=== ENTRIES SHOWN ===

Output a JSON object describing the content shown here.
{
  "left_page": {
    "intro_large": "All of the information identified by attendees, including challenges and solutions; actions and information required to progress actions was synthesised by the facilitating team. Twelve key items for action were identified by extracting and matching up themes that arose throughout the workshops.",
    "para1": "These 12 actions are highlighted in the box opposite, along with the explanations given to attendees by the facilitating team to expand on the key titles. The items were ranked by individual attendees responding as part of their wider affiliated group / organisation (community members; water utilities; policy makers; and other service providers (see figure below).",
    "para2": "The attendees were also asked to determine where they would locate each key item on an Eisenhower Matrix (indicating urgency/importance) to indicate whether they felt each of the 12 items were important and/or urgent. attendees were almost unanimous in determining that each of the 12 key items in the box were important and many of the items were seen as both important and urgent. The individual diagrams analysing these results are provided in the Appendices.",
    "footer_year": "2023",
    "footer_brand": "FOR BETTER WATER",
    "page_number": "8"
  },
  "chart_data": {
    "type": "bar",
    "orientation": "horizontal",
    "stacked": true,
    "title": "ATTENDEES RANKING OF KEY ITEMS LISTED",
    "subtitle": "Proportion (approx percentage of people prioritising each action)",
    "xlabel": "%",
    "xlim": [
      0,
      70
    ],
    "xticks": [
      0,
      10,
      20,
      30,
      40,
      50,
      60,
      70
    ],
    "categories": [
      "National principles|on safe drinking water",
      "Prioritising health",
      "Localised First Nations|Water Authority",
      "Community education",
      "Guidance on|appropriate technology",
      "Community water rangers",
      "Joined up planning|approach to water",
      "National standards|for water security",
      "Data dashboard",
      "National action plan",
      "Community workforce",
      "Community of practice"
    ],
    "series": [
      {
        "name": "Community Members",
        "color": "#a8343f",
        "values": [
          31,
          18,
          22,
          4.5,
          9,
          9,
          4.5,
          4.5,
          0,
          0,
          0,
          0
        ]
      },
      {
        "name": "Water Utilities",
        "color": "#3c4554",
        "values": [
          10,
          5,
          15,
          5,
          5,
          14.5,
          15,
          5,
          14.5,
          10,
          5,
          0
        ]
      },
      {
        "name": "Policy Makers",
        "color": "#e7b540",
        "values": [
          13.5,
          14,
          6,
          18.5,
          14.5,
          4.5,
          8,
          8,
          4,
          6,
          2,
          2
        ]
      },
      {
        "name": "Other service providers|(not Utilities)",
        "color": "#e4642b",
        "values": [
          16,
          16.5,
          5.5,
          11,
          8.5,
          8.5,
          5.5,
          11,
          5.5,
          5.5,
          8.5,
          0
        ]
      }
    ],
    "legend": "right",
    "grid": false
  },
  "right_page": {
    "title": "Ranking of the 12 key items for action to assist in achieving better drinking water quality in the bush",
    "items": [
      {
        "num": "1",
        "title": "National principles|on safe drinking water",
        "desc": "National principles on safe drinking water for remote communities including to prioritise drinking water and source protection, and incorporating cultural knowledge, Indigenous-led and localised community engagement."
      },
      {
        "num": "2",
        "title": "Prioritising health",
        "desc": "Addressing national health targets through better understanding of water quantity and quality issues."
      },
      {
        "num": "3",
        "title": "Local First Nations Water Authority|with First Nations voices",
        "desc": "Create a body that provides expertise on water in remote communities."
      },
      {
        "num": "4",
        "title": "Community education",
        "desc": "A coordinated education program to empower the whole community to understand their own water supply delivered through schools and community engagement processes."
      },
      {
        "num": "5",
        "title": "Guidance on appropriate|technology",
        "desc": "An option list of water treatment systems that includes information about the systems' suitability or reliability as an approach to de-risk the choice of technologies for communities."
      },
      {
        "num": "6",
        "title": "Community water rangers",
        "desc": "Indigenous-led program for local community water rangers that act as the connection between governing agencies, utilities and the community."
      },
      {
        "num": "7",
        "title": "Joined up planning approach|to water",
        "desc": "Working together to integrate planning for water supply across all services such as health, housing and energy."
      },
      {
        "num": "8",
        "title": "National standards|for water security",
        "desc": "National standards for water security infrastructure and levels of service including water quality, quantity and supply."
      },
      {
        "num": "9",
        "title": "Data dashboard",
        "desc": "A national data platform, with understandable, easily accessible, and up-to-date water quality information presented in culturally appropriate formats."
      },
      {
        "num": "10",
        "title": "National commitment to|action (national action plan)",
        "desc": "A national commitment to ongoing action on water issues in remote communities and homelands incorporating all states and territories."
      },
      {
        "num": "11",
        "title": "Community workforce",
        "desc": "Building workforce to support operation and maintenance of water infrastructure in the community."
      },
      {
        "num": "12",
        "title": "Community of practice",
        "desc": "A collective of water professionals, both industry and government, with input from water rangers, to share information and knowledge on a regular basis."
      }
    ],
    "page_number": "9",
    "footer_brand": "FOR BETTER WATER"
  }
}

===

* _TASK DESCRIPTION_
Every line above should be retyped exactly as given.

* _SOLUTION TO THIS EXERCISE_
Output a JSON object describing the content shown here.
{
  "left_page": {
    "intro_large": "All of the information identified by attendees, including challenges and solutions; actions and information required to progress actions was synthesised by the facilitating team. Twelve key items for action were identified by extracting and matching up themes that arose throughout the workshops.",
    "para1": "These 12 actions are highlighted in the box opposite, along with the explanations given to attendees by the facilitating team to expand on the key titles. The items were ranked by individual attendees responding as part of their wider affiliated group / organisation (community members; water utilities; policy makers; and other service providers (see figure below).",
    "para2": "The attendees were also asked to determine where they would locate each key item on an Eisenhower Matrix (indicating urgency/importance) to indicate whether they felt each of the 12 items were important and/or urgent. attendees were almost unanimous in determining that each of the 12 key items in the box were important and many of the items were seen as both important and urgent. The individual diagrams analysing these results are provided in the Appendices.",
    "footer_year": "2023",
    "footer_brand": "FOR BETTER WATER",
    "page_number": "8"
  },
  "chart_data": {
    "type": "bar",
    "orientation": "horizontal",
    "stacked": true,
    "title": "ATTENDEES RANKING OF KEY ITEMS LISTED",
    "subtitle": "Proportion (approx percentage of people prioritising each action)",
    "xlabel": "%",
    "xlim": [
      0,
      70
    ],
    "xticks": [
      0,
      10,
      20,
      30,
      40,
      50,
      60,
      70
    ],
    "categories": [
      "National principles|on safe drinking water",
      "Prioritising health",
      "Localised First Nations|Water Authority",
      "Community education",
      "Guidance on|appropriate technology",
      "Community water rangers",
      "Joined up planning|approach to water",
      "National standards|for water security",
      "Data dashboard",
      "National action plan",
      "Community workforce",
      "Community of practice"
    ],
    "series": [
      {
        "name": "Community Members",
        "color": "#a8343f",
        "values": [
          31,
          18,
          22,
          4.5,
          9,
          9,
          4.5,
          4.5,
          0,
          0,
          0,
          0
        ]
      },
      {
        "name": "Water Utilities",
        "color": "#3c4554",
        "values": [
          10,
          5,
          15,
          5,
          5,
          14.5,
          15,
          5,
          14.5,
          10,
          5,
          0
        ]
      },
      {
        "name": "Policy Makers",
        "color": "#e7b540",
        "values": [
          13.5,
          14,
          6,
          18.5,
          14.5,
          4.5,
          8,
          8,
          4,
          6,
          2,
          2
        ]
      },
      {
        "name": "Other service providers|(not Utilities)",
        "color": "#e4642b",
        "values": [
          16,
          16.5,
          5.5,
          11,
          8.5,
          8.5,
          5.5,
          11,
          5.5,
          5.5,
          8.5,
          0
        ]
      }
    ],
    "legend": "right",
    "grid": false
  },
  "right_page": {
    "title": "Ranking of the 12 key items for action to assist in achieving better drinking water quality in the bush",
    "items": [
      {
        "num": "1",
        "title": "National principles|on safe drinking water",
        "desc": "National principles on safe drinking water for remote communities including to prioritise drinking water and source protection, and incorporating cultural knowledge, Indigenous-led and localised community engagement."
      },
      {
        "num": "2",
        "title": "Prioritising health",
        "desc": "Addressing national health targets through better understanding of water quantity and quality issues."
      },
      {
        "num": "3",
        "title": "Local First Nations Water Authority|with First Nations voices",
        "desc": "Create a body that provides expertise on water in remote communities."
      },
      {
        "num": "4",
        "title": "Community education",
        "desc": "A coordinated education program to empower the whole community to understand their own water supply delivered through schools and community engagement processes."
      },
      {
        "num": "5",
        "title": "Guidance on appropriate|technology",
        "desc": "An option list of water treatment systems that includes information about the systems' suitability or reliability as an approach to de-risk the choice of technologies for communities."
      },
      {
        "num": "6",
        "title": "Community water rangers",
        "desc": "Indigenous-led program for local community water rangers that act as the connection between governing agencies, utilities and the community."
      },
      {
        "num": "7",
        "title": "Joined up planning approach|to water",
        "desc": "Working together to integrate planning for water supply across all services such as health, housing and energy."
      },
      {
        "num": "8",
        "title": "National standards|for water security",
        "desc": "National standards for water security infrastructure and levels of service including water quality, quantity and supply."
      },
      {
        "num": "9",
        "title": "Data dashboard",
        "desc": "A national data platform, with understandable, easily accessible, and up-to-date water quality information presented in culturally appropriate formats."
      },
      {
        "num": "10",
        "title": "National commitment to|action (national action plan)",
        "desc": "A national commitment to ongoing action on water issues in remote communities and homelands incorporating all states and territories."
      },
      {
        "num": "11",
        "title": "Community workforce",
        "desc": "Building workforce to support operation and maintenance of water infrastructure in the community."
      },
      {
        "num": "12",
        "title": "Community of practice",
        "desc": "A collective of water professionals, both industry and government, with input from water rangers, to share information and knowledge on a regular basis."
      }
    ],
    "page_number": "9",
    "footer_brand": "FOR BETTER WATER"
  }
}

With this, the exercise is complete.